━━ Raw data
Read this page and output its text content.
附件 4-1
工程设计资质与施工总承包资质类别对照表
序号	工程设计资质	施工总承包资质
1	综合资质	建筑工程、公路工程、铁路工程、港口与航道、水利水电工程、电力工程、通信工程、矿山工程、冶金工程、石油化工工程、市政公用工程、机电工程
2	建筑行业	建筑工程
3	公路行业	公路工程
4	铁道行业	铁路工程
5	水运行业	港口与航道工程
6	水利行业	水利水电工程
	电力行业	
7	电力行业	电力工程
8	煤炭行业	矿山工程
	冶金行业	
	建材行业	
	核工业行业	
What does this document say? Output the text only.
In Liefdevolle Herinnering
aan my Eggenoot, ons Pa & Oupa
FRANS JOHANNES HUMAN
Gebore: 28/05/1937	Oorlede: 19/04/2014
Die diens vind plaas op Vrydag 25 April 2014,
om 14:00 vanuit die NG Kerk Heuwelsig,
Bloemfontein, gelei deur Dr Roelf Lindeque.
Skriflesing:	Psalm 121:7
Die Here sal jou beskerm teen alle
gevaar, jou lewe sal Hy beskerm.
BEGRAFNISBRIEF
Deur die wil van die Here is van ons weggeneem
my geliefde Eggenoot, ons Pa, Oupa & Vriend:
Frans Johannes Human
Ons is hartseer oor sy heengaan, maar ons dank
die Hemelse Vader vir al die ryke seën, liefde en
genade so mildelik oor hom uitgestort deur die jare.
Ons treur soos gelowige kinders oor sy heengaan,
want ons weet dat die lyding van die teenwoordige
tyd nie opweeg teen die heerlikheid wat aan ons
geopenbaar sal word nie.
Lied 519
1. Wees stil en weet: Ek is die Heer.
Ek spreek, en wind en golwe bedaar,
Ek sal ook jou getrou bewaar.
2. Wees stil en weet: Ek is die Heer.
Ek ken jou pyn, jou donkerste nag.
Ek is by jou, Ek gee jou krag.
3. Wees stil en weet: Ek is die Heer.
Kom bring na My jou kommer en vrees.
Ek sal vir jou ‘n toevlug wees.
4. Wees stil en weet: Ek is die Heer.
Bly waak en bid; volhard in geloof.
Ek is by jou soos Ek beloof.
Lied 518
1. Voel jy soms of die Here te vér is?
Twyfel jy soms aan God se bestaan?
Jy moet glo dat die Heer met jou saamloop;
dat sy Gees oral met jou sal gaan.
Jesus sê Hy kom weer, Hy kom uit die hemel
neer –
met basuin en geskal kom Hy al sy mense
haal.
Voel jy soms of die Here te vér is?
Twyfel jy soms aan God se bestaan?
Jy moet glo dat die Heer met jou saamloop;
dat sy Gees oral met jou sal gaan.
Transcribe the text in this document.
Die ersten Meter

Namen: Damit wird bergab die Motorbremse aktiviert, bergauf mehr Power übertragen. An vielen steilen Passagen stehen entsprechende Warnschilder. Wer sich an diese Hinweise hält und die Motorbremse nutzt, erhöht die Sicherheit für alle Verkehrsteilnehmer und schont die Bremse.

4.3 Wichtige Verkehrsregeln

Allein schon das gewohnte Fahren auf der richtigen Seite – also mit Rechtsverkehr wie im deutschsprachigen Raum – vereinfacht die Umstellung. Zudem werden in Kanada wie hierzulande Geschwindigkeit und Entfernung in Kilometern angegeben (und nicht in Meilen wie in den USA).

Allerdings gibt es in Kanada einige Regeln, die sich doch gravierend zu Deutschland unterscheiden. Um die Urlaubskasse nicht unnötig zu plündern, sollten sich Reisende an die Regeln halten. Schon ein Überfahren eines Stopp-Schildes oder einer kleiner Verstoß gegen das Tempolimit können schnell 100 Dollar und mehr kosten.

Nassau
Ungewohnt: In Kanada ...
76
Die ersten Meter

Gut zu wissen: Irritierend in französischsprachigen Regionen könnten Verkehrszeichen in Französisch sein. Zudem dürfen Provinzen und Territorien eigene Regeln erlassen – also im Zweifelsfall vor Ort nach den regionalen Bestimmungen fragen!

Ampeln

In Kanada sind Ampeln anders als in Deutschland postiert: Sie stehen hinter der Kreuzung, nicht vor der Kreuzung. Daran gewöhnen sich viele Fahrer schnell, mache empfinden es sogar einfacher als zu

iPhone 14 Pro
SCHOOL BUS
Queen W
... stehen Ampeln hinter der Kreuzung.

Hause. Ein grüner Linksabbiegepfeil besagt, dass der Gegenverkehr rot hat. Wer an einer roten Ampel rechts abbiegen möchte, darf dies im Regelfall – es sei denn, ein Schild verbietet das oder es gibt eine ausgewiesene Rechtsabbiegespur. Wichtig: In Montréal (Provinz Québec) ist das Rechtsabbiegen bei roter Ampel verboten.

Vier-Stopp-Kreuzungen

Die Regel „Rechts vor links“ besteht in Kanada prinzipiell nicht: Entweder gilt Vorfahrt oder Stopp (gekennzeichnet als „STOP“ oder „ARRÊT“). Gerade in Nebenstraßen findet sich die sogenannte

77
━━━━
What you need to do - Type out the full listing again, exactly as given.

Result for this task -
Read this page and output its text content.
附件 4-1
工程设计资质与施工总承包资质类别对照表
序号	工程设计资质	施工总承包资质
1	综合资质	建筑工程、公路工程、铁路工程、港口与航道、水利水电工程、电力工程、通信工程、矿山工程、冶金工程、石油化工工程、市政公用工程、机电工程
2	建筑行业	建筑工程
3	公路行业	公路工程
4	铁道行业	铁路工程
5	水运行业	港口与航道工程
6	水利行业	水利水电工程
	电力行业	
7	电力行业	电力工程
8	煤炭行业	矿山工程
	冶金行业	
	建材行业	
	核工业行业	
What does this document say? Output the text only.
In Liefdevolle Herinnering
aan my Eggenoot, ons Pa & Oupa
FRANS JOHANNES HUMAN
Gebore: 28/05/1937	Oorlede: 19/04/2014
Die diens vind plaas op Vrydag 25 April 2014,
om 14:00 vanuit die NG Kerk Heuwelsig,
Bloemfontein, gelei deur Dr Roelf Lindeque.
Skriflesing:	Psalm 121:7
Die Here sal jou beskerm teen alle
gevaar, jou lewe sal Hy beskerm.
BEGRAFNISBRIEF
Deur die wil van die Here is van ons weggeneem
my geliefde Eggenoot, ons Pa, Oupa & Vriend:
Frans Johannes Human
Ons is hartseer oor sy heengaan, maar ons dank
die Hemelse Vader vir al die ryke seën, liefde en
genade so mildelik oor hom uitgestort deur die jare.
Ons treur soos gelowige kinders oor sy heengaan,
want ons weet dat die lyding van die teenwoordige
tyd nie opweeg teen die heerlikheid wat aan ons
geopenbaar sal word nie.
Lied 519
1. Wees stil en weet: Ek is die Heer.
Ek spreek, en wind en golwe bedaar,
Ek sal ook jou getrou bewaar.
2. Wees stil en weet: Ek is die Heer.
Ek ken jou pyn, jou donkerste nag.
Ek is by jou, Ek gee jou krag.
3. Wees stil en weet: Ek is die Heer.
Kom bring na My jou kommer en vrees.
Ek sal vir jou ‘n toevlug wees.
4. Wees stil en weet: Ek is die Heer.
Bly waak en bid; volhard in geloof.
Ek is by jou soos Ek beloof.
Lied 518
1. Voel jy soms of die Here te vér is?
Twyfel jy soms aan God se bestaan?
Jy moet glo dat die Heer met jou saamloop;
dat sy Gees oral met jou sal gaan.
Jesus sê Hy kom weer, Hy kom uit die hemel
neer –
met basuin en geskal kom Hy al sy mense
haal.
Voel jy soms of die Here te vér is?
Twyfel jy soms aan God se bestaan?
Jy moet glo dat die Heer met jou saamloop;
dat sy Gees oral met jou sal gaan.
Transcribe the text in this document.
Die ersten Meter

Namen: Damit wird bergab die Motorbremse aktiviert, bergauf mehr Power übertragen. An vielen steilen Passagen stehen entsprechende Warnschilder. Wer sich an diese Hinweise hält und die Motorbremse nutzt, erhöht die Sicherheit für alle Verkehrsteilnehmer und schont die Bremse.

4.3 Wichtige Verkehrsregeln

Allein schon das gewohnte Fahren auf der richtigen Seite – also mit Rechtsverkehr wie im deutschsprachigen Raum – vereinfacht die Umstellung. Zudem werden in Kanada wie hierzulande Geschwindigkeit und Entfernung in Kilometern angegeben (und nicht in Meilen wie in den USA).

Allerdings gibt es in Kanada einige Regeln, die sich doch gravierend zu Deutschland unterscheiden. Um die Urlaubskasse nicht unnötig zu plündern, sollten sich Reisende an die Regeln halten. Schon ein Überfahren eines Stopp-Schildes oder einer kleiner Verstoß gegen das Tempolimit können schnell 100 Dollar und mehr kosten.

Nassau
Ungewohnt: In Kanada ...
76
Die ersten Meter

Gut zu wissen: Irritierend in französischsprachigen Regionen könnten Verkehrszeichen in Französisch sein. Zudem dürfen Provinzen und Territorien eigene Regeln erlassen – also im Zweifelsfall vor Ort nach den regionalen Bestimmungen fragen!

Ampeln

In Kanada sind Ampeln anders als in Deutschland postiert: Sie stehen hinter der Kreuzung, nicht vor der Kreuzung. Daran gewöhnen sich viele Fahrer schnell, mache empfinden es sogar einfacher als zu

iPhone 14 Pro
SCHOOL BUS
Queen W
... stehen Ampeln hinter der Kreuzung.

Hause. Ein grüner Linksabbiegepfeil besagt, dass der Gegenverkehr rot hat. Wer an einer roten Ampel rechts abbiegen möchte, darf dies im Regelfall – es sei denn, ein Schild verbietet das oder es gibt eine ausgewiesene Rechtsabbiegespur. Wichtig: In Montréal (Provinz Québec) ist das Rechtsabbiegen bei roter Ampel verboten.

Vier-Stopp-Kreuzungen

Die Regel „Rechts vor links“ besteht in Kanada prinzipiell nicht: Entweder gilt Vorfahrt oder Stopp (gekennzeichnet als „STOP“ oder „ARRÊT“). Gerade in Nebenstraßen findet sich die sogenannte

77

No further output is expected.